(Entries from a dataset)
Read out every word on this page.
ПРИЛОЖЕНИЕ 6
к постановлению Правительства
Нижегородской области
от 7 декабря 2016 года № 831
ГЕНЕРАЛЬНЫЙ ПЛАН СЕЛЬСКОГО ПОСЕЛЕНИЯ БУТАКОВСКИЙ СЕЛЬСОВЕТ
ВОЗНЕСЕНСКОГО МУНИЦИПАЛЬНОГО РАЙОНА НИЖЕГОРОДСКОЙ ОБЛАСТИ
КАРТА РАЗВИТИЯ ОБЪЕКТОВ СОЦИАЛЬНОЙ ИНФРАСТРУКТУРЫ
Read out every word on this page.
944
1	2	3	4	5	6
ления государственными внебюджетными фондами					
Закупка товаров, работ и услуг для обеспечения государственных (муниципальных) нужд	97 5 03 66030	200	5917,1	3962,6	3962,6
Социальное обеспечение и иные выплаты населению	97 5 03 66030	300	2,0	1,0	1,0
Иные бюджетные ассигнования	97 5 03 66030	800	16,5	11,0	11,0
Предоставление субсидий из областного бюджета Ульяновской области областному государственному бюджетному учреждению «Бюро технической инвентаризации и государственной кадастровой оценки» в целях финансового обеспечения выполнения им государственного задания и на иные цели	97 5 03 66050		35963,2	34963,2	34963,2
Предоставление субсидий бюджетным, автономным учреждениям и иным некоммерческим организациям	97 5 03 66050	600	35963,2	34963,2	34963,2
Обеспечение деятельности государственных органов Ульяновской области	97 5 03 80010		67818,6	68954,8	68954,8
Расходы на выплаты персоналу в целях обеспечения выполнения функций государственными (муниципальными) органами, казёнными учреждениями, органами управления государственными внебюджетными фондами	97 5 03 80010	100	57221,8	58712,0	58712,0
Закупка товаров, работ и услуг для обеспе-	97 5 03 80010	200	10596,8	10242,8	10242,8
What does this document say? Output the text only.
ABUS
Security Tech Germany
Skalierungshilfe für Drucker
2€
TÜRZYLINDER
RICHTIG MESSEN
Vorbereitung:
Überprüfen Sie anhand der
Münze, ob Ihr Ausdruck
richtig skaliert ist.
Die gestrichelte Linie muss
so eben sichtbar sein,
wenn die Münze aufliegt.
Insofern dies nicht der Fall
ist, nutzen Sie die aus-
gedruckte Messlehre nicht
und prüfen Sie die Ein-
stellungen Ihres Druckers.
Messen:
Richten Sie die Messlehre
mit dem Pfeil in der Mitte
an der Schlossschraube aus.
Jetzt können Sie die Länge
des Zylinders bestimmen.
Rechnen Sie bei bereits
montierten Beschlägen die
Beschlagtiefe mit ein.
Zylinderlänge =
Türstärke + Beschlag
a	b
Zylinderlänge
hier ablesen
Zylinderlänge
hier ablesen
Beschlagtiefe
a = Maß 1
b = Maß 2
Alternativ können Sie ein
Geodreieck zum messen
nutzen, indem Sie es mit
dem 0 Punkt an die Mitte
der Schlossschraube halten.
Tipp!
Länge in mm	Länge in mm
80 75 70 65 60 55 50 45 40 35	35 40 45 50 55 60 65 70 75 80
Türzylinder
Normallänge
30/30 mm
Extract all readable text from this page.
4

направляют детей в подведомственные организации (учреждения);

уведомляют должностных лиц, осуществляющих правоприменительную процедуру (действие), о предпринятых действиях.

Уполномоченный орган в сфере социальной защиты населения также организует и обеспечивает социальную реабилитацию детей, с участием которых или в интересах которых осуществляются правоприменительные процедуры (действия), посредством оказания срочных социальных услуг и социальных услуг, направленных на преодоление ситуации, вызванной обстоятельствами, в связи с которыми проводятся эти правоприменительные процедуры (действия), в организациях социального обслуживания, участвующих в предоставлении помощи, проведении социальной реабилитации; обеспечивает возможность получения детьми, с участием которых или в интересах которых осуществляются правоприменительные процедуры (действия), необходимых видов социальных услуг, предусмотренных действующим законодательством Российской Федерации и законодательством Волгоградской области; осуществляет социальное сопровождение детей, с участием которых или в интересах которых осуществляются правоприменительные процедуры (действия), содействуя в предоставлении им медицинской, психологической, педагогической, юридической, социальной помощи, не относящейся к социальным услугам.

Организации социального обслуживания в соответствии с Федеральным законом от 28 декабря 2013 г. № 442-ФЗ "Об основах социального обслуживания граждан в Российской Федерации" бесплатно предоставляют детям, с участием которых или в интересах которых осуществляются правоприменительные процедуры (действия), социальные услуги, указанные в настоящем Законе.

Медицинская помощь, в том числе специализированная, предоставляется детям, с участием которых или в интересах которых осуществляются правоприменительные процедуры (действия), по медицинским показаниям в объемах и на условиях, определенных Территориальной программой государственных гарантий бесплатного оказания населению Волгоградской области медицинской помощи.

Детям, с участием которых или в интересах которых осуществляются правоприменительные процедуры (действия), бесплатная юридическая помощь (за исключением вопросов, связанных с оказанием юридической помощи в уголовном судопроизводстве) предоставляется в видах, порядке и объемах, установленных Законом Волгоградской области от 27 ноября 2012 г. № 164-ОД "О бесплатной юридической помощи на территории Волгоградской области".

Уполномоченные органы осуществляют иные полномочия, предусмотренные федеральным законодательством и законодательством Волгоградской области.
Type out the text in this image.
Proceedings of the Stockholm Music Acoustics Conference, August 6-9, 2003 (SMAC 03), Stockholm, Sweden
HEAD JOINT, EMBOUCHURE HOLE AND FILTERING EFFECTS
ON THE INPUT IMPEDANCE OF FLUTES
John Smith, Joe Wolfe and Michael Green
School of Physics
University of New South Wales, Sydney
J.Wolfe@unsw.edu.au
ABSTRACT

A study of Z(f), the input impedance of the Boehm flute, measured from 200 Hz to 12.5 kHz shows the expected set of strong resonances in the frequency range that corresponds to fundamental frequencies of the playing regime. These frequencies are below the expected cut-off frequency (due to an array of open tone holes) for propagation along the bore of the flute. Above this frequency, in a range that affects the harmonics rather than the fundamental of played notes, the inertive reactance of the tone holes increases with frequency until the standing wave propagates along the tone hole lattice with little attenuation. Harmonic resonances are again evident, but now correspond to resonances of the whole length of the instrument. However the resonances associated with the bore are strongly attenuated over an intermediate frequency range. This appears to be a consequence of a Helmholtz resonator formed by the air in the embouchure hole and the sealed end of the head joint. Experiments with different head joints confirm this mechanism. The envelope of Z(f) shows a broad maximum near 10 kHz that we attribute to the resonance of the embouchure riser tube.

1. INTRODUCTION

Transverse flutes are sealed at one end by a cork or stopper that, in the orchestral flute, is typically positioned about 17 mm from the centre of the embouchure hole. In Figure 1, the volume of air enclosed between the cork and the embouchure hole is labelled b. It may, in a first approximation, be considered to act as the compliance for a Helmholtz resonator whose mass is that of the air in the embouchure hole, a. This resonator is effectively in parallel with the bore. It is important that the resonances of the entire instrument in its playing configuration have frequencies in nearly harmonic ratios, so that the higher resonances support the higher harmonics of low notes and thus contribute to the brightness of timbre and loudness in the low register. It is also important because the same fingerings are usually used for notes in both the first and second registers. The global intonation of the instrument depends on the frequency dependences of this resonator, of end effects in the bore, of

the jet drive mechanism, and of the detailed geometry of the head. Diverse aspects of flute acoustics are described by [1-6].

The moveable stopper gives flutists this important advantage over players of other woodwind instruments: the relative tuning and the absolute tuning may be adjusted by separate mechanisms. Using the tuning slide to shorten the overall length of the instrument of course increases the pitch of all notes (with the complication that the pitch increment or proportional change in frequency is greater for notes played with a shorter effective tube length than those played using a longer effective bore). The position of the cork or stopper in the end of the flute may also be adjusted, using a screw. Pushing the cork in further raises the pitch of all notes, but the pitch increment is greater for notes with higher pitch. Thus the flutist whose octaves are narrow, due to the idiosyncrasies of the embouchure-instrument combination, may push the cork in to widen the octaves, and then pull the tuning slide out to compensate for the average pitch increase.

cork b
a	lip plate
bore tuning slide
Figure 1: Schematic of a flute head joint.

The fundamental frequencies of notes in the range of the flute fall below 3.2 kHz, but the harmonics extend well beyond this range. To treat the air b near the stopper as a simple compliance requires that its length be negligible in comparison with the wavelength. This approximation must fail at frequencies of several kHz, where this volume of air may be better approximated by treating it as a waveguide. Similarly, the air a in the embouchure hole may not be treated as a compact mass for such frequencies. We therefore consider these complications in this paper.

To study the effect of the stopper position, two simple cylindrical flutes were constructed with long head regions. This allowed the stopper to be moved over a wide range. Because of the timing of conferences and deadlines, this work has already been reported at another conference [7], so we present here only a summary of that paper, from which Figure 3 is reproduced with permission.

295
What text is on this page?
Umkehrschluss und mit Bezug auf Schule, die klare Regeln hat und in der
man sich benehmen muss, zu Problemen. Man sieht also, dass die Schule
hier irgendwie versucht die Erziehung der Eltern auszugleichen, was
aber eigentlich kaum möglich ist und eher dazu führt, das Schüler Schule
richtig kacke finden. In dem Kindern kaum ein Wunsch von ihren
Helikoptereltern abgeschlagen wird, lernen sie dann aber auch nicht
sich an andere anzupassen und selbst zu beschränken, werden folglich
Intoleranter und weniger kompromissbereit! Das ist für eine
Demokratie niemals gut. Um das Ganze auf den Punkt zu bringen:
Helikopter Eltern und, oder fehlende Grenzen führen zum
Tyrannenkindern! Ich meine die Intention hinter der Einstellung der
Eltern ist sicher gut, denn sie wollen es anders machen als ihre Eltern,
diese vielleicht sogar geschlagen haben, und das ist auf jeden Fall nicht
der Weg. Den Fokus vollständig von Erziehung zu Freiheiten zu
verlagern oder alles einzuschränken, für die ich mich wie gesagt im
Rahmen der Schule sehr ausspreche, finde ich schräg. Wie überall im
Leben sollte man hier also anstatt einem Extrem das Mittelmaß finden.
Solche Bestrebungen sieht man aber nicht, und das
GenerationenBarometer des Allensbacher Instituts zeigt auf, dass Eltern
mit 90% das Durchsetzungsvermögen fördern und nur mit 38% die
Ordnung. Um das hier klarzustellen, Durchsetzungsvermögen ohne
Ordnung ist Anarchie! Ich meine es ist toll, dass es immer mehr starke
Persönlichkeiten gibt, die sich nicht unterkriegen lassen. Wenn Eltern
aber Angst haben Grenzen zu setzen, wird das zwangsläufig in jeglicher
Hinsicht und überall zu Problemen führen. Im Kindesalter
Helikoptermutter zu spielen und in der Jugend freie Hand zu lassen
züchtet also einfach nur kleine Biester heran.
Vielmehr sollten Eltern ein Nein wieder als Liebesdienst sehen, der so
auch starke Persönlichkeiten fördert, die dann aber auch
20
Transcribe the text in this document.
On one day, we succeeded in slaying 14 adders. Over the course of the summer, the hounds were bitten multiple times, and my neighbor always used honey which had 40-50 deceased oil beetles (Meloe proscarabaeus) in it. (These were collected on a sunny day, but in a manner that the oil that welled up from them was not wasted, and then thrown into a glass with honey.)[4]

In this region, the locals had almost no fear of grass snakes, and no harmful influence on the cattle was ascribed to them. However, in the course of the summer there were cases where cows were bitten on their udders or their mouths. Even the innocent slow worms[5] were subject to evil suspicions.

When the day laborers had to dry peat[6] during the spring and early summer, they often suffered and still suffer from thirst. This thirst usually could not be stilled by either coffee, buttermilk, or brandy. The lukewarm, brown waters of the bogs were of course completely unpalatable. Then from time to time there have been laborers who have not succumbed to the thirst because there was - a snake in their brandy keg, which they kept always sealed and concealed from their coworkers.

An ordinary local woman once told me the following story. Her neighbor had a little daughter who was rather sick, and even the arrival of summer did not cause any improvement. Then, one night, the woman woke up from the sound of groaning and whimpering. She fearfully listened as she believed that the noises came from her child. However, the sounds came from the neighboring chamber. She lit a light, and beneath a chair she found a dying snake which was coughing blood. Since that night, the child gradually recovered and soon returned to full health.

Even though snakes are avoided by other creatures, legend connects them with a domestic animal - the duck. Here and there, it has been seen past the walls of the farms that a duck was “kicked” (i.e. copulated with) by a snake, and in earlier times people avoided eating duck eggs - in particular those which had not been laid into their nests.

[EXERCISE REQUIREMENTS] Copy every line of the listing that contains the word "помощь".

[WRITTEN ANSWER]
Медицинская помощь, в том числе специализированная, предоставляется детям, с участием которых или в интересах которых осуществляются правоприменительные процедуры (действия), по медицинским показаниям в объемах и на условиях, определенных Территориальной программой государственных гарантий бесплатного оказания населению Волгоградской области медицинской помощи.
Детям, с участием которых или в интересах которых осуществляются правоприменительные процедуры (действия), бесплатная юридическая помощь (за исключением вопросов, связанных с оказанием юридической помощи в уголовном судопроизводстве) предоставляется в видах, порядке и объемах, установленных Законом Волгоградской области от 27 ноября 2012 г. № 164-ОД "О бесплатной юридической помощи на территории Волгоградской области".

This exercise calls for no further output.